*Direction*. All of the data should be output character for character, except the pictures.

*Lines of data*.
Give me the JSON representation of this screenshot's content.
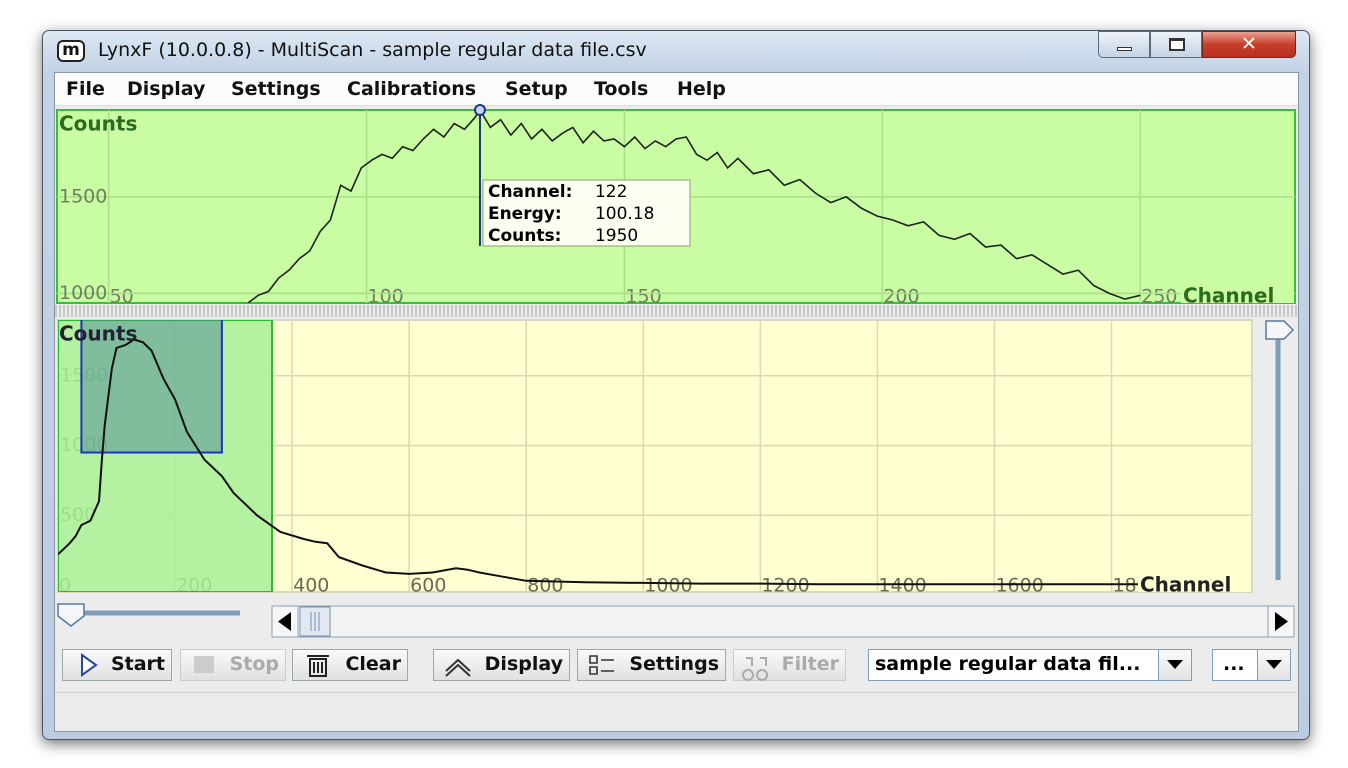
{
  "window": {
    "icon": "m",
    "title": "LynxF (10.0.0.8) - MultiScan - sample regular data file.csv"
  },
  "menu": [
    "File",
    "Display",
    "Settings",
    "Calibrations",
    "Setup",
    "Tools",
    "Help"
  ],
  "zoom_chart": {
    "type": "line",
    "y_label": "Counts",
    "x_label": "Channel",
    "xlim": [
      40,
      280
    ],
    "ylim": [
      950,
      1950
    ],
    "xticks": [
      50,
      100,
      150,
      200,
      250
    ],
    "yticks": [
      1000,
      1500
    ],
    "grid": true,
    "color": "#1c2418",
    "x": [
      77,
      79,
      81,
      83,
      85,
      87,
      89,
      91,
      93,
      95,
      97,
      99,
      101,
      103,
      105,
      107,
      109,
      111,
      113,
      115,
      117,
      119,
      121,
      122,
      124,
      126,
      128,
      130,
      132,
      134,
      136,
      138,
      140,
      142,
      144,
      146,
      148,
      150,
      152,
      154,
      156,
      158,
      160,
      162,
      164,
      166,
      168,
      170,
      172,
      175,
      178,
      181,
      184,
      187,
      190,
      193,
      196,
      199,
      202,
      205,
      208,
      211,
      214,
      217,
      220,
      223,
      226,
      229,
      232,
      235,
      238,
      241,
      244,
      247,
      250
    ],
    "values": [
      950,
      990,
      1010,
      1080,
      1120,
      1180,
      1220,
      1320,
      1380,
      1560,
      1530,
      1650,
      1690,
      1720,
      1700,
      1760,
      1740,
      1800,
      1850,
      1810,
      1880,
      1850,
      1910,
      1950,
      1860,
      1900,
      1820,
      1880,
      1800,
      1850,
      1790,
      1830,
      1860,
      1780,
      1840,
      1790,
      1800,
      1760,
      1810,
      1750,
      1790,
      1760,
      1800,
      1810,
      1720,
      1690,
      1730,
      1650,
      1700,
      1620,
      1640,
      1560,
      1590,
      1520,
      1470,
      1500,
      1440,
      1400,
      1380,
      1350,
      1370,
      1300,
      1280,
      1310,
      1240,
      1250,
      1180,
      1200,
      1150,
      1100,
      1120,
      1040,
      1000,
      970,
      990
    ]
  },
  "tooltip": {
    "channel_label": "Channel:",
    "channel": 122,
    "energy_label": "Energy:",
    "energy": 100.18,
    "counts_label": "Counts:",
    "counts": 1950
  },
  "full_chart": {
    "type": "line",
    "y_label": "Counts",
    "x_label": "Channel",
    "xlim": [
      0,
      2040
    ],
    "ylim": [
      -50,
      1900
    ],
    "xticks": [
      0,
      200,
      400,
      600,
      800,
      1000,
      1200,
      1400,
      1600,
      1800
    ],
    "yticks": [
      500,
      1000,
      1500
    ],
    "grid": true,
    "color": "#101010",
    "x": [
      0,
      10,
      20,
      30,
      40,
      55,
      70,
      75,
      80,
      85,
      92,
      100,
      115,
      130,
      145,
      160,
      180,
      200,
      220,
      250,
      280,
      300,
      340,
      380,
      420,
      440,
      460,
      480,
      520,
      560,
      600,
      640,
      680,
      700,
      720,
      760,
      800,
      900,
      1000,
      1100,
      1200,
      1300,
      1400,
      1500,
      1600,
      1700,
      1800,
      1900,
      2000
    ],
    "values": [
      220,
      260,
      300,
      350,
      430,
      460,
      600,
      900,
      1150,
      1320,
      1550,
      1700,
      1720,
      1760,
      1740,
      1680,
      1480,
      1330,
      1100,
      900,
      780,
      660,
      500,
      380,
      330,
      310,
      300,
      200,
      140,
      90,
      80,
      90,
      120,
      110,
      90,
      60,
      30,
      20,
      15,
      10,
      10,
      5,
      5,
      5,
      5,
      5,
      5,
      5,
      5
    ]
  },
  "toolbar": {
    "start": "Start",
    "stop": "Stop",
    "clear": "Clear",
    "display": "Display",
    "settings": "Settings",
    "filter": "Filter",
    "file_combo": "sample regular data fil...",
    "more": "..."
  }
}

*Solution to the problem*.
Give me the JSON representation of this screenshot's content.
{
  "window": {
    "icon": "m",
    "title": "LynxF (10.0.0.8) - MultiScan - sample regular data file.csv"
  },
  "menu": [
    "File",
    "Display",
    "Settings",
    "Calibrations",
    "Setup",
    "Tools",
    "Help"
  ],
  "zoom_chart": {
    "type": "line",
    "y_label": "Counts",
    "x_label": "Channel",
    "xlim": [
      40,
      280
    ],
    "ylim": [
      950,
      1950
    ],
    "xticks": [
      50,
      100,
      150,
      200,
      250
    ],
    "yticks": [
      1000,
      1500
    ],
    "grid": true,
    "color": "#1c2418",
    "x": [
      77,
      79,
      81,
      83,
      85,
      87,
      89,
      91,
      93,
      95,
      97,
      99,
      101,
      103,
      105,
      107,
      109,
      111,
      113,
      115,
      117,
      119,
      121,
      122,
      124,
      126,
      128,
      130,
      132,
      134,
      136,
      138,
      140,
      142,
      144,
      146,
      148,
      150,
      152,
      154,
      156,
      158,
      160,
      162,
      164,
      166,
      168,
      170,
      172,
      175,
      178,
      181,
      184,
      187,
      190,
      193,
      196,
      199,
      202,
      205,
      208,
      211,
      214,
      217,
      220,
      223,
      226,
      229,
      232,
      235,
      238,
      241,
      244,
      247,
      250
    ],
    "values": [
      950,
      990,
      1010,
      1080,
      1120,
      1180,
      1220,
      1320,
      1380,
      1560,
      1530,
      1650,
      1690,
      1720,
      1700,
      1760,
      1740,
      1800,
      1850,
      1810,
      1880,
      1850,
      1910,
      1950,
      1860,
      1900,
      1820,
      1880,
      1800,
      1850,
      1790,
      1830,
      1860,
      1780,
      1840,
      1790,
      1800,
      1760,
      1810,
      1750,
      1790,
      1760,
      1800,
      1810,
      1720,
      1690,
      1730,
      1650,
      1700,
      1620,
      1640,
      1560,
      1590,
      1520,
      1470,
      1500,
      1440,
      1400,
      1380,
      1350,
      1370,
      1300,
      1280,
      1310,
      1240,
      1250,
      1180,
      1200,
      1150,
      1100,
      1120,
      1040,
      1000,
      970,
      990
    ]
  },
  "tooltip": {
    "channel_label": "Channel:",
    "channel": 122,
    "energy_label": "Energy:",
    "energy": 100.18,
    "counts_label": "Counts:",
    "counts": 1950
  },
  "full_chart": {
    "type": "line",
    "y_label": "Counts",
    "x_label": "Channel",
    "xlim": [
      0,
      2040
    ],
    "ylim": [
      -50,
      1900
    ],
    "xticks": [
      0,
      200,
      400,
      600,
      800,
      1000,
      1200,
      1400,
      1600,
      1800
    ],
    "yticks": [
      500,
      1000,
      1500
    ],
    "grid": true,
    "color": "#101010",
    "x": [
      0,
      10,
      20,
      30,
      40,
      55,
      70,
      75,
      80,
      85,
      92,
      100,
      115,
      130,
      145,
      160,
      180,
      200,
      220,
      250,
      280,
      300,
      340,
      380,
      420,
      440,
      460,
      480,
      520,
      560,
      600,
      640,
      680,
      700,
      720,
      760,
      800,
      900,
      1000,
      1100,
      1200,
      1300,
      1400,
      1500,
      1600,
      1700,
      1800,
      1900,
      2000
    ],
    "values": [
      220,
      260,
      300,
      350,
      430,
      460,
      600,
      900,
      1150,
      1320,
      1550,
      1700,
      1720,
      1760,
      1740,
      1680,
      1480,
      1330,
      1100,
      900,
      780,
      660,
      500,
      380,
      330,
      310,
      300,
      200,
      140,
      90,
      80,
      90,
      120,
      110,
      90,
      60,
      30,
      20,
      15,
      10,
      10,
      5,
      5,
      5,
      5,
      5,
      5,
      5,
      5
    ]
  },
  "toolbar": {
    "start": "Start",
    "stop": "Stop",
    "clear": "Clear",
    "display": "Display",
    "settings": "Settings",
    "filter": "Filter",
    "file_combo": "sample regular data fil...",
    "more": "..."
  }
}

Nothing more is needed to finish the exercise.